(Records contained in a dataset)
---*---

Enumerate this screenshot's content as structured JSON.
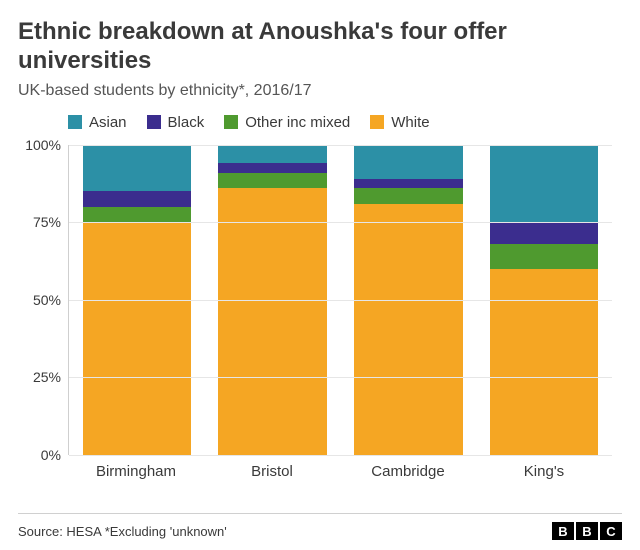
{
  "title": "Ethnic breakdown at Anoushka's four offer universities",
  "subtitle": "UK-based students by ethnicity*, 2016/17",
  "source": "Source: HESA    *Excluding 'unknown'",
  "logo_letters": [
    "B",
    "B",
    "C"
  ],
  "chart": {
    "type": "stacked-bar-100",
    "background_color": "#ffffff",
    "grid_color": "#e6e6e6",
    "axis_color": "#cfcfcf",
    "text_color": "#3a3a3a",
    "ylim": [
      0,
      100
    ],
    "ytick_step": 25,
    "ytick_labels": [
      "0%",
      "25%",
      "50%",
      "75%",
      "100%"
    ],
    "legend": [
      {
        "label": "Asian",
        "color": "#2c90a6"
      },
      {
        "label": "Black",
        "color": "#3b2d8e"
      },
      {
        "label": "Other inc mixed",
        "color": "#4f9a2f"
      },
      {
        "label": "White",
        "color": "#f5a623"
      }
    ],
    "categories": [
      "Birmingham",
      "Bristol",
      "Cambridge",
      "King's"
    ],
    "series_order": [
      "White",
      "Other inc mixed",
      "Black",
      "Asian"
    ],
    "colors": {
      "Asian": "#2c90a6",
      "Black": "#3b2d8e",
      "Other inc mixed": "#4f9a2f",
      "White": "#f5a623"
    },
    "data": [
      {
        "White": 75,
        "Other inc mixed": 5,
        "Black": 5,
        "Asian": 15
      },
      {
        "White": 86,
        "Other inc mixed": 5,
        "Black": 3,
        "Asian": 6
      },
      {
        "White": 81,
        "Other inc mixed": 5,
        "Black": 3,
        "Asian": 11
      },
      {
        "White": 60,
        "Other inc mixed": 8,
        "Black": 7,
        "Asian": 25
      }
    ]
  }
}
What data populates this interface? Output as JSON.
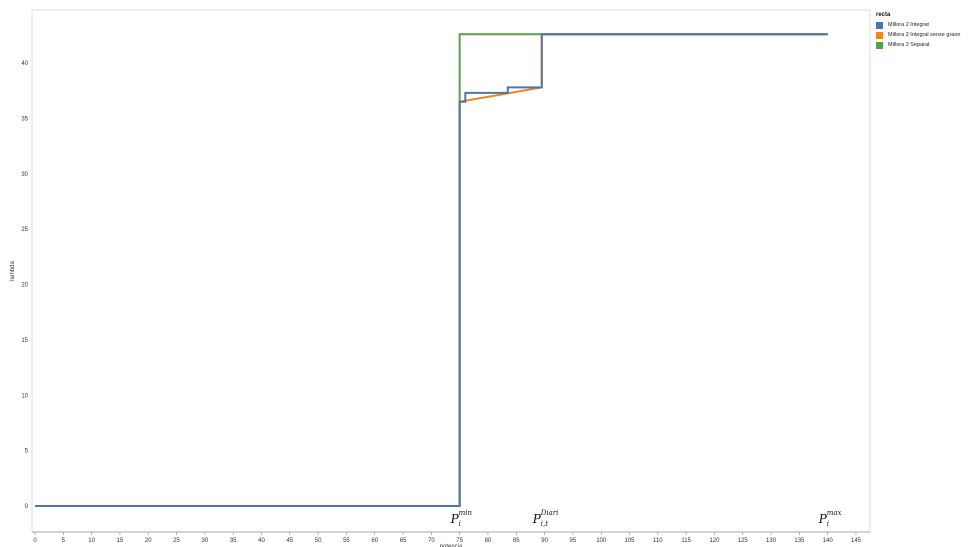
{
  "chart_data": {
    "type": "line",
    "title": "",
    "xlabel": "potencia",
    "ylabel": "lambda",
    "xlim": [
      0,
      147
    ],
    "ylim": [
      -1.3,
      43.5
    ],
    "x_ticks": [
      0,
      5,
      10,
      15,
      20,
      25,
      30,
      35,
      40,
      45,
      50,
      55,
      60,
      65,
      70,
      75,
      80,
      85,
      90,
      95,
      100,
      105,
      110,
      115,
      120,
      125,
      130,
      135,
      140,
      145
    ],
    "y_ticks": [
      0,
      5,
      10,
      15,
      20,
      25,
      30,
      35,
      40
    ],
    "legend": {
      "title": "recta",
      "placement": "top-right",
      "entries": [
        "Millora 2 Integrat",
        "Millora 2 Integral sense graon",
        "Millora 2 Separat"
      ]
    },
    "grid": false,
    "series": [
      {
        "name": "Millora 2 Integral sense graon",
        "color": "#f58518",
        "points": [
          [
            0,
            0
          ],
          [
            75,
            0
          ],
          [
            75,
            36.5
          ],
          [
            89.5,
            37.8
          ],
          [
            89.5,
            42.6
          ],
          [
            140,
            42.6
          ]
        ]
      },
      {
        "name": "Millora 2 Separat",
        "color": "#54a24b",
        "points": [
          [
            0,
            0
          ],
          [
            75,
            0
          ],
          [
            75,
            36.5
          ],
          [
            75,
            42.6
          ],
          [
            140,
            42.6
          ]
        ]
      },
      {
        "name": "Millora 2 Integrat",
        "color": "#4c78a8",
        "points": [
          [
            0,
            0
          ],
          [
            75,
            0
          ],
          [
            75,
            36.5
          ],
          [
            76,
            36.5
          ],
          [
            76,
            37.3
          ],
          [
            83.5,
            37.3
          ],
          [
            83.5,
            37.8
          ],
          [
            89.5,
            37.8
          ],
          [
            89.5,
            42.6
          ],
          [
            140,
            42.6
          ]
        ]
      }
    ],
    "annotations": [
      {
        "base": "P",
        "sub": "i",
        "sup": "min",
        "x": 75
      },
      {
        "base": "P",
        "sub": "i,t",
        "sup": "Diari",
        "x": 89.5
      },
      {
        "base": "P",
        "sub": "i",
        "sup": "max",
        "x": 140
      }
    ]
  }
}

---*---

### What you are asked to do
In the records above, locate each line with the word "White". Copy all such lines.

### Finished exercise
        "label": "White",
      "White",
      "White": "#f5a623"
        "White": 75,
        "White": 86,
        "White": 81,
        "White": 60,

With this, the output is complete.